Source records

════════════════

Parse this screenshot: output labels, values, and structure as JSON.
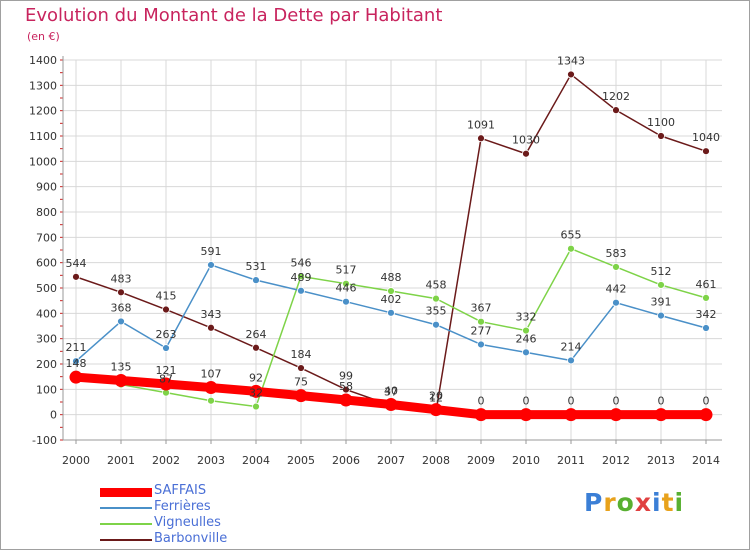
{
  "title": "Evolution du Montant de la Dette par Habitant",
  "subtitle": "(en €)",
  "logo": {
    "text": "Proxiti",
    "colors": [
      "#3b7fd6",
      "#e8a21c",
      "#58b031",
      "#e04040",
      "#3b7fd6",
      "#e8a21c",
      "#58b031"
    ]
  },
  "chart_data": {
    "type": "line",
    "title": "Evolution du Montant de la Dette par Habitant",
    "ylabel": "(en €)",
    "x": [
      "2000",
      "2001",
      "2002",
      "2003",
      "2004",
      "2005",
      "2006",
      "2007",
      "2008",
      "2009",
      "2010",
      "2011",
      "2012",
      "2013",
      "2014"
    ],
    "ylim": [
      -100,
      1400
    ],
    "yticks": [
      -100,
      0,
      100,
      200,
      300,
      400,
      500,
      600,
      700,
      800,
      900,
      1000,
      1100,
      1200,
      1300,
      1400
    ],
    "grid": true,
    "legend_position": "bottom-left",
    "series": [
      {
        "name": "SAFFAIS",
        "color": "#ff0000",
        "values": [
          148,
          135,
          121,
          107,
          92,
          75,
          58,
          40,
          20,
          0,
          0,
          0,
          0,
          0,
          0
        ],
        "labels": [
          "148",
          "135",
          "121",
          "107",
          "92",
          "75",
          "58",
          "40",
          "20",
          "0",
          "0",
          "0",
          "0",
          "0",
          "0"
        ]
      },
      {
        "name": "Ferrières",
        "color": "#4a90c8",
        "values": [
          211,
          368,
          263,
          591,
          531,
          489,
          446,
          402,
          355,
          277,
          246,
          214,
          442,
          391,
          342
        ],
        "labels": [
          "211",
          "368",
          "263",
          "591",
          "531",
          "489",
          "446",
          "402",
          "355",
          "277",
          "246",
          "214",
          "442",
          "391",
          "342"
        ]
      },
      {
        "name": "Vigneulles",
        "color": "#7ed348",
        "values": [
          148,
          119,
          87,
          55,
          32,
          546,
          517,
          488,
          458,
          367,
          332,
          655,
          583,
          512,
          461
        ],
        "labels": [
          "",
          "",
          "87",
          "",
          "32",
          "546",
          "517",
          "488",
          "458",
          "367",
          "332",
          "655",
          "583",
          "512",
          "461"
        ]
      },
      {
        "name": "Barbonville",
        "color": "#6b1a1a",
        "values": [
          544,
          483,
          415,
          343,
          264,
          184,
          99,
          37,
          12,
          1091,
          1030,
          1343,
          1202,
          1100,
          1040
        ],
        "labels": [
          "544",
          "483",
          "415",
          "343",
          "264",
          "184",
          "99",
          "37",
          "12",
          "1091",
          "1030",
          "1343",
          "1202",
          "1100",
          "1040"
        ]
      }
    ]
  }
}
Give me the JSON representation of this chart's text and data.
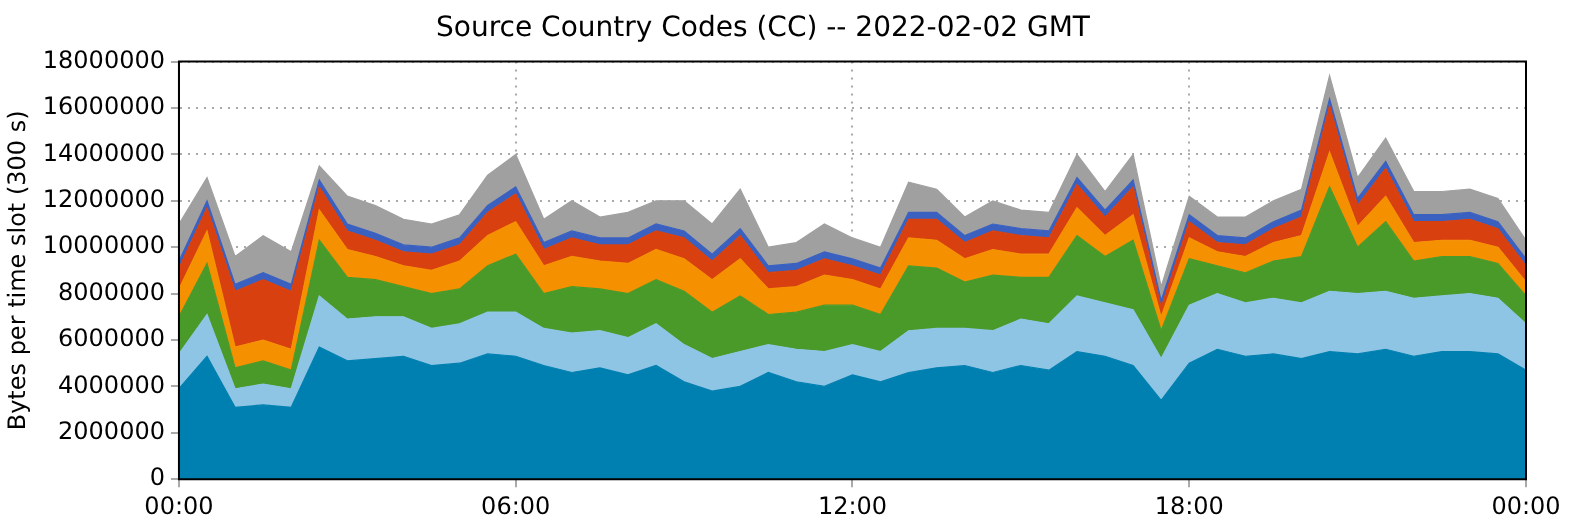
{
  "chart_data": {
    "type": "area",
    "stacked": true,
    "title": "Source Country Codes (CC) -- 2022-02-02 GMT",
    "ylabel": "Bytes per time slot (300 s)",
    "x": [
      0,
      0.5,
      1,
      1.5,
      2,
      2.5,
      3,
      3.5,
      4,
      4.5,
      5,
      5.5,
      6,
      6.5,
      7,
      7.5,
      8,
      8.5,
      9,
      9.5,
      10,
      10.5,
      11,
      11.5,
      12,
      12.5,
      13,
      13.5,
      14,
      14.5,
      15,
      15.5,
      16,
      16.5,
      17,
      17.5,
      18,
      18.5,
      19,
      19.5,
      20,
      20.5,
      21,
      21.5,
      22,
      22.5,
      23,
      23.5,
      24
    ],
    "xlim": [
      0,
      24
    ],
    "xticks": [
      {
        "value": 0,
        "label": "00:00"
      },
      {
        "value": 6,
        "label": "06:00"
      },
      {
        "value": 12,
        "label": "12:00"
      },
      {
        "value": 18,
        "label": "18:00"
      },
      {
        "value": 24,
        "label": "00:00"
      }
    ],
    "ylim": [
      0,
      18000000
    ],
    "yticks": [
      0,
      2000000,
      4000000,
      6000000,
      8000000,
      10000000,
      12000000,
      14000000,
      16000000,
      18000000
    ],
    "grid": true,
    "legend": false,
    "series": [
      {
        "color": "#0080b0",
        "values": [
          3900000.0,
          5300000.0,
          3100000.0,
          3200000.0,
          3100000.0,
          5700000.0,
          5100000.0,
          5200000.0,
          5300000.0,
          4900000.0,
          5000000.0,
          5400000.0,
          5300000.0,
          4900000.0,
          4600000.0,
          4800000.0,
          4500000.0,
          4900000.0,
          4200000.0,
          3800000.0,
          4000000.0,
          4600000.0,
          4200000.0,
          4000000.0,
          4500000.0,
          4200000.0,
          4600000.0,
          4800000.0,
          4900000.0,
          4600000.0,
          4900000.0,
          4700000.0,
          5500000.0,
          5300000.0,
          4900000.0,
          3400000.0,
          5000000.0,
          5600000.0,
          5300000.0,
          5400000.0,
          5200000.0,
          5500000.0,
          5400000.0,
          5600000.0,
          5300000.0,
          5500000.0,
          5500000.0,
          5400000.0,
          4700000.0
        ]
      },
      {
        "color": "#8ec4e4",
        "values": [
          1500000.0,
          1800000.0,
          800000.0,
          900000.0,
          800000.0,
          2200000.0,
          1800000.0,
          1800000.0,
          1700000.0,
          1600000.0,
          1700000.0,
          1800000.0,
          1900000.0,
          1600000.0,
          1700000.0,
          1600000.0,
          1600000.0,
          1800000.0,
          1600000.0,
          1400000.0,
          1500000.0,
          1200000.0,
          1400000.0,
          1500000.0,
          1300000.0,
          1300000.0,
          1800000.0,
          1700000.0,
          1600000.0,
          1800000.0,
          2000000.0,
          2000000.0,
          2400000.0,
          2300000.0,
          2400000.0,
          1800000.0,
          2500000.0,
          2400000.0,
          2300000.0,
          2400000.0,
          2400000.0,
          2600000.0,
          2600000.0,
          2500000.0,
          2500000.0,
          2400000.0,
          2500000.0,
          2400000.0,
          2000000.0
        ]
      },
      {
        "color": "#4a9a2a",
        "values": [
          1600000.0,
          2200000.0,
          900000.0,
          1000000.0,
          800000.0,
          2400000.0,
          1800000.0,
          1600000.0,
          1300000.0,
          1500000.0,
          1500000.0,
          2000000.0,
          2500000.0,
          1500000.0,
          2000000.0,
          1800000.0,
          1900000.0,
          1900000.0,
          2300000.0,
          2000000.0,
          2400000.0,
          1300000.0,
          1600000.0,
          2000000.0,
          1700000.0,
          1600000.0,
          2800000.0,
          2600000.0,
          2000000.0,
          2400000.0,
          1800000.0,
          2000000.0,
          2600000.0,
          2000000.0,
          3000000.0,
          1200000.0,
          2000000.0,
          1200000.0,
          1300000.0,
          1600000.0,
          2000000.0,
          4500000.0,
          2000000.0,
          3000000.0,
          1600000.0,
          1700000.0,
          1600000.0,
          1500000.0,
          1200000.0
        ]
      },
      {
        "color": "#f59000",
        "values": [
          1200000.0,
          1400000.0,
          900000.0,
          900000.0,
          900000.0,
          1300000.0,
          1200000.0,
          1000000.0,
          900000.0,
          1000000.0,
          1200000.0,
          1300000.0,
          1400000.0,
          1200000.0,
          1300000.0,
          1200000.0,
          1300000.0,
          1300000.0,
          1400000.0,
          1400000.0,
          1600000.0,
          1100000.0,
          1100000.0,
          1300000.0,
          1100000.0,
          1100000.0,
          1200000.0,
          1200000.0,
          1000000.0,
          1100000.0,
          1000000.0,
          1000000.0,
          1200000.0,
          900000.0,
          1100000.0,
          600000.0,
          900000.0,
          600000.0,
          700000.0,
          800000.0,
          900000.0,
          1500000.0,
          900000.0,
          1100000.0,
          800000.0,
          700000.0,
          700000.0,
          700000.0,
          600000.0
        ]
      },
      {
        "color": "#d84010",
        "values": [
          900000.0,
          1000000.0,
          2400000.0,
          2600000.0,
          2500000.0,
          1000000.0,
          800000.0,
          700000.0,
          600000.0,
          700000.0,
          700000.0,
          1000000.0,
          1200000.0,
          700000.0,
          800000.0,
          700000.0,
          800000.0,
          800000.0,
          900000.0,
          800000.0,
          1000000.0,
          700000.0,
          700000.0,
          700000.0,
          600000.0,
          600000.0,
          800000.0,
          900000.0,
          700000.0,
          800000.0,
          800000.0,
          700000.0,
          1000000.0,
          800000.0,
          1200000.0,
          400000.0,
          700000.0,
          400000.0,
          500000.0,
          600000.0,
          800000.0,
          2000000.0,
          900000.0,
          1200000.0,
          900000.0,
          800000.0,
          900000.0,
          800000.0,
          700000.0
        ]
      },
      {
        "color": "#3a60c0",
        "values": [
          300000.0,
          300000.0,
          300000.0,
          300000.0,
          300000.0,
          300000.0,
          300000.0,
          300000.0,
          300000.0,
          300000.0,
          300000.0,
          300000.0,
          300000.0,
          300000.0,
          300000.0,
          300000.0,
          300000.0,
          300000.0,
          300000.0,
          300000.0,
          300000.0,
          300000.0,
          300000.0,
          300000.0,
          300000.0,
          300000.0,
          300000.0,
          300000.0,
          300000.0,
          300000.0,
          300000.0,
          300000.0,
          300000.0,
          300000.0,
          300000.0,
          300000.0,
          300000.0,
          300000.0,
          300000.0,
          300000.0,
          300000.0,
          300000.0,
          300000.0,
          300000.0,
          300000.0,
          300000.0,
          300000.0,
          300000.0,
          300000.0
        ]
      },
      {
        "color": "#a0a0a0",
        "values": [
          1600000.0,
          1000000.0,
          1200000.0,
          1600000.0,
          1400000.0,
          600000.0,
          1200000.0,
          1200000.0,
          1100000.0,
          1000000.0,
          1000000.0,
          1300000.0,
          1400000.0,
          1000000.0,
          1300000.0,
          900000.0,
          1100000.0,
          1000000.0,
          1300000.0,
          1300000.0,
          1700000.0,
          800000.0,
          900000.0,
          1200000.0,
          900000.0,
          900000.0,
          1300000.0,
          1000000.0,
          800000.0,
          1000000.0,
          800000.0,
          800000.0,
          1000000.0,
          800000.0,
          1100000.0,
          600000.0,
          800000.0,
          800000.0,
          900000.0,
          900000.0,
          900000.0,
          1000000.0,
          900000.0,
          1000000.0,
          1000000.0,
          1000000.0,
          1000000.0,
          1000000.0,
          800000.0
        ]
      }
    ]
  }
}
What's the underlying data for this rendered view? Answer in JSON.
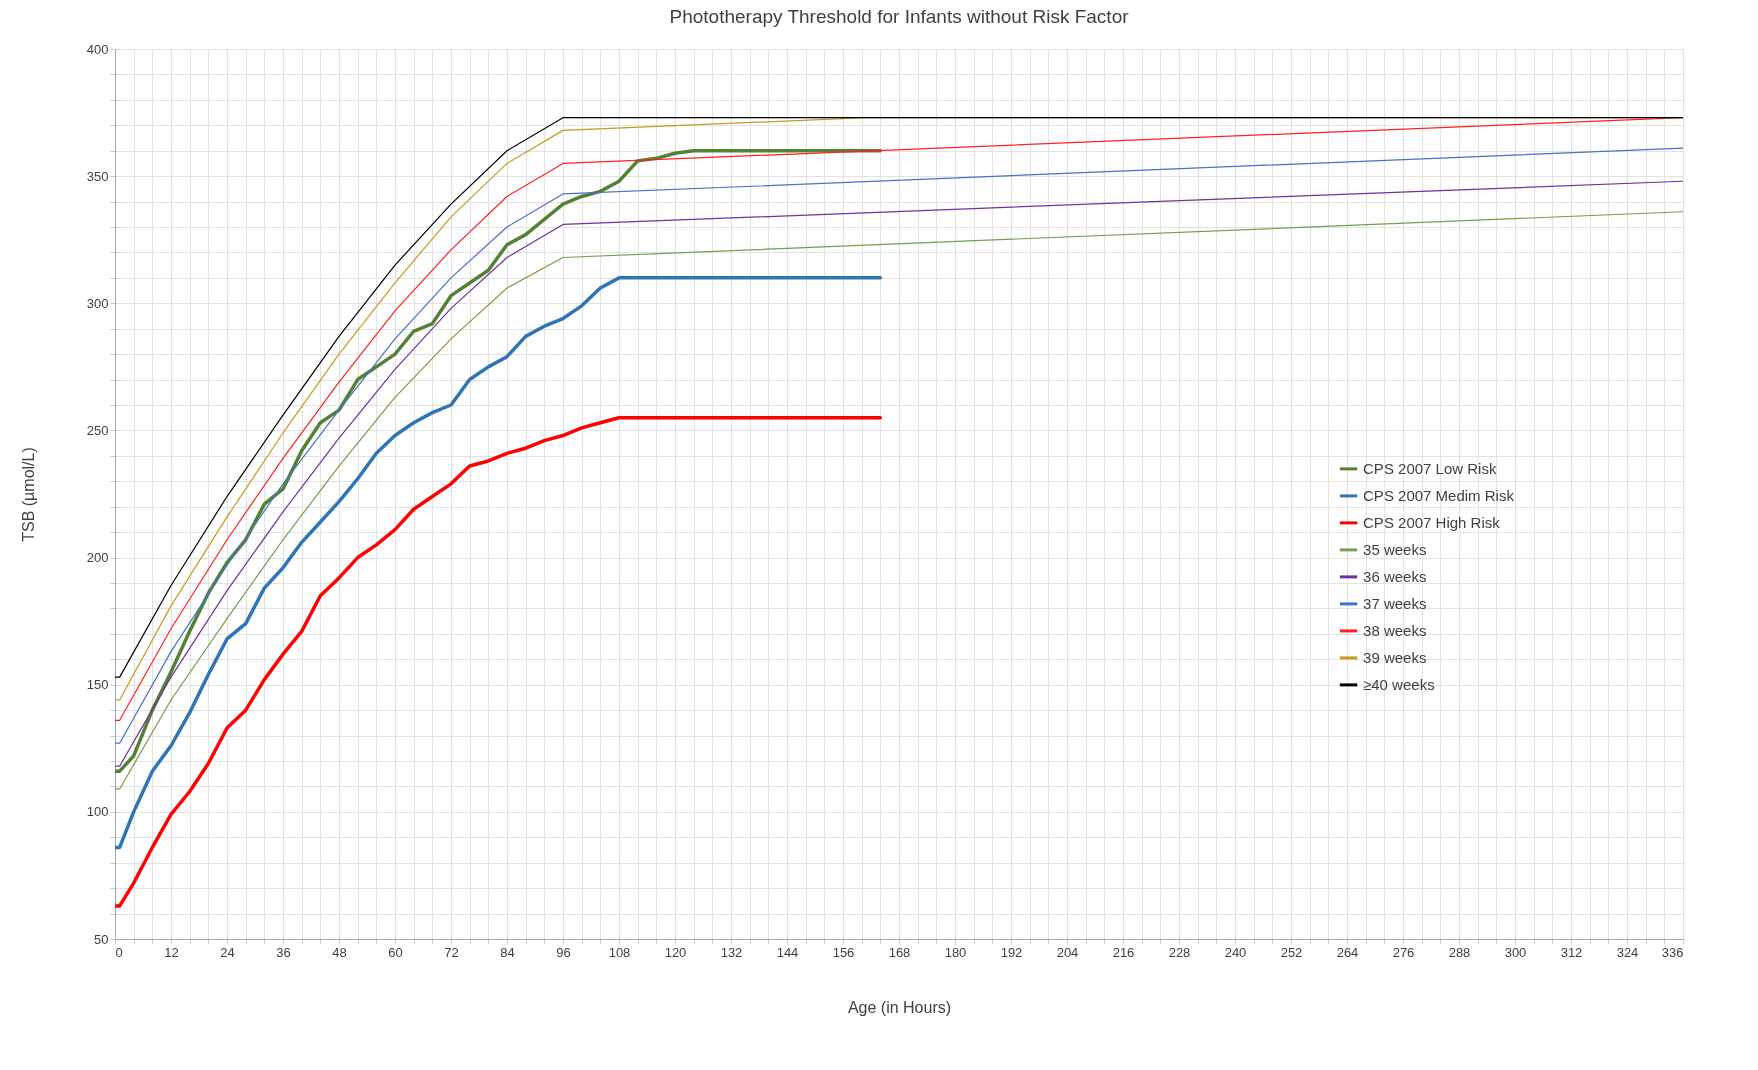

════════════════

§ **What to produce**
From the listing above, report the number of lines containing the string "Evolution", without any accompanying remarks.

§ **Solution to this problem**
2